* **Exercise goal**
Scan the entries below and extract each line with the word "平衡正向移动" in it.

* **Supplied records**
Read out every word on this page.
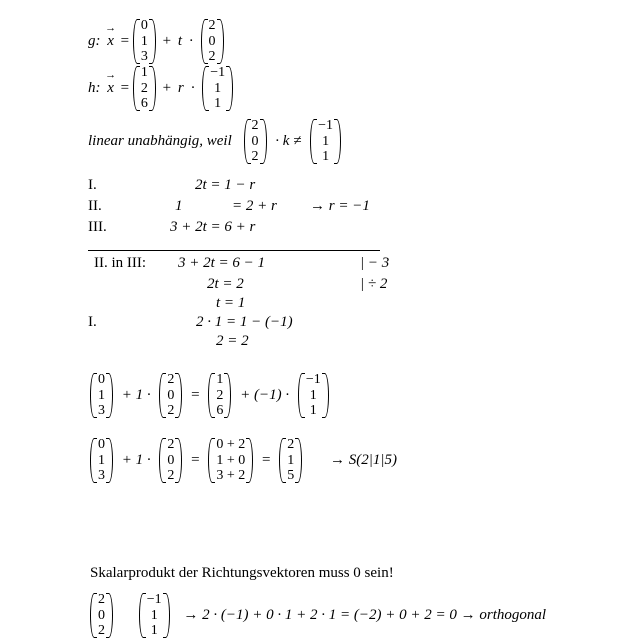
g: x → =
0
1
3
+ t ·
2
0
2
h: x → =
1
2
6
+ r ·
−1
1
1
linear unabhängig, weil
2
0
2
· k ≠
−1
1
1
I.	2t = 1 − r
II.	1	= 2 + r → r = −1
III.	3 + 2t = 6 + r
II. in III: 3 + 2t = 6 − 1	| − 3
2t = 2	| ÷ 2
t = 1
I.	2 · 1 = 1 − (−1)
2 = 2
0
1
3
+ 1 ·
2
0
2
=
1
2
6
+ (−1) ·
−1
1
1
0
1
3
+ 1 ·
2
0
2
=
0 + 2
1 + 0
3 + 2
=
2
1
5
→ S(2|1|5)
Skalarprodukt der Richtungsvektoren muss 0 sein!
2
0
2

−1
1
1
→ 2 · (−1) + 0 · 1 + 2 · 1 = (−2) + 0 + 2 = 0 → orthogonal
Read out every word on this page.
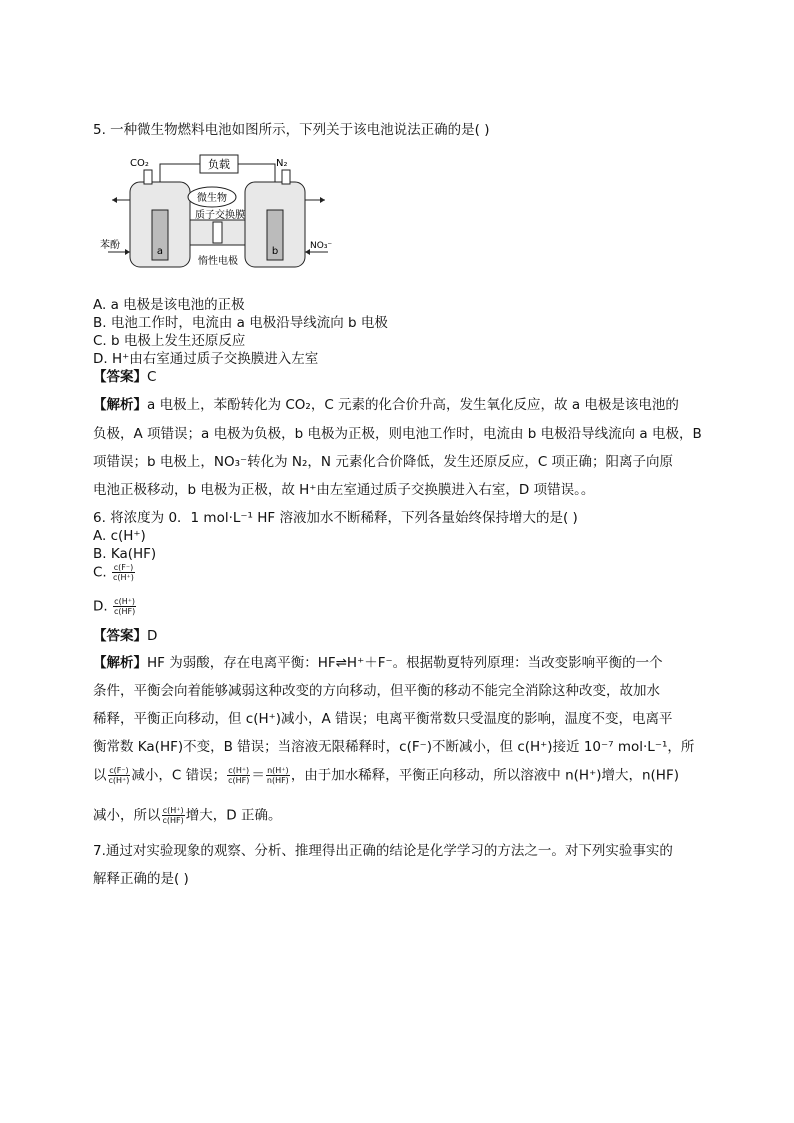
5. 一种微生物燃料电池如图所示，下列关于该电池说法正确的是( )
负载
a	b
CO₂	N₂
微生物
质子交换膜
苯酚	NO₃⁻
惰性电极
A. a 电极是该电池的正极
B. 电池工作时，电流由 a 电极沿导线流向 b 电极
C. b 电极上发生还原反应
D. H⁺由右室通过质子交换膜进入左室
【答案】C
【解析】a 电极上，苯酚转化为 CO₂，C 元素的化合价升高，发生氧化反应，故 a 电极是该电池的
负极，A 项错误；a 电极为负极，b 电极为正极，则电池工作时，电流由 b 电极沿导线流向 a 电极，B
项错误；b 电极上，NO₃⁻转化为 N₂，N 元素化合价降低，发生还原反应，C 项正确；阳离子向原
电池正极移动，b 电极为正极，故 H⁺由左室通过质子交换膜进入右室，D 项错误。。
6. 将浓度为 0．1 mol·L⁻¹ HF 溶液加水不断稀释，下列各量始终保持增大的是( )
A. c(H⁺)
B. Ka(HF)
C. $\frac{c(F^-)}{c(H^+)}$
D. $\frac{c(H^+)}{c(HF)}$
【答案】D
【解析】HF 为弱酸，存在电离平衡：HF⇌H⁺＋F⁻。根据勒夏特列原理：当改变影响平衡的一个
条件，平衡会向着能够减弱这种改变的方向移动，但平衡的移动不能完全消除这种改变，故加水
稀释，平衡正向移动，但 c(H⁺)减小，A 错误；电离平衡常数只受温度的影响，温度不变，电离平
衡常数 Ka(HF)不变，B 错误；当溶液无限稀释时，c(F⁻)不断减小，但 c(H⁺)接近 10⁻⁷ mol·L⁻¹，所
以 $\frac{c(F^-)}{c(H^+)}$ 减小，C 错误； $\frac{c(H^+)}{c(HF)} = \frac{n(H^+)}{n(HF)}$ ，由于加水稀释，平衡正向移动，所以溶液中 n(H⁺)增大，n(HF)
减小，所以 $\frac{c(H^+)}{c(HF)}$ 增大，D 正确。
7.通过对实验现象的观察、分析、推理得出正确的结论是化学学习的方法之一。对下列实验事实的
解释正确的是( )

* **Task output**
稀释，平衡正向移动，但 c(H⁺)减小，A 错误；电离平衡常数只受温度的影响，温度不变，电离平
以 $\frac{c(F^-)}{c(H^+)}$ 减小，C 错误； $\frac{c(H^+)}{c(HF)} = \frac{n(H^+)}{n(HF)}$ ，由于加水稀释，平衡正向移动，所以溶液中 n(H⁺)增大，n(HF)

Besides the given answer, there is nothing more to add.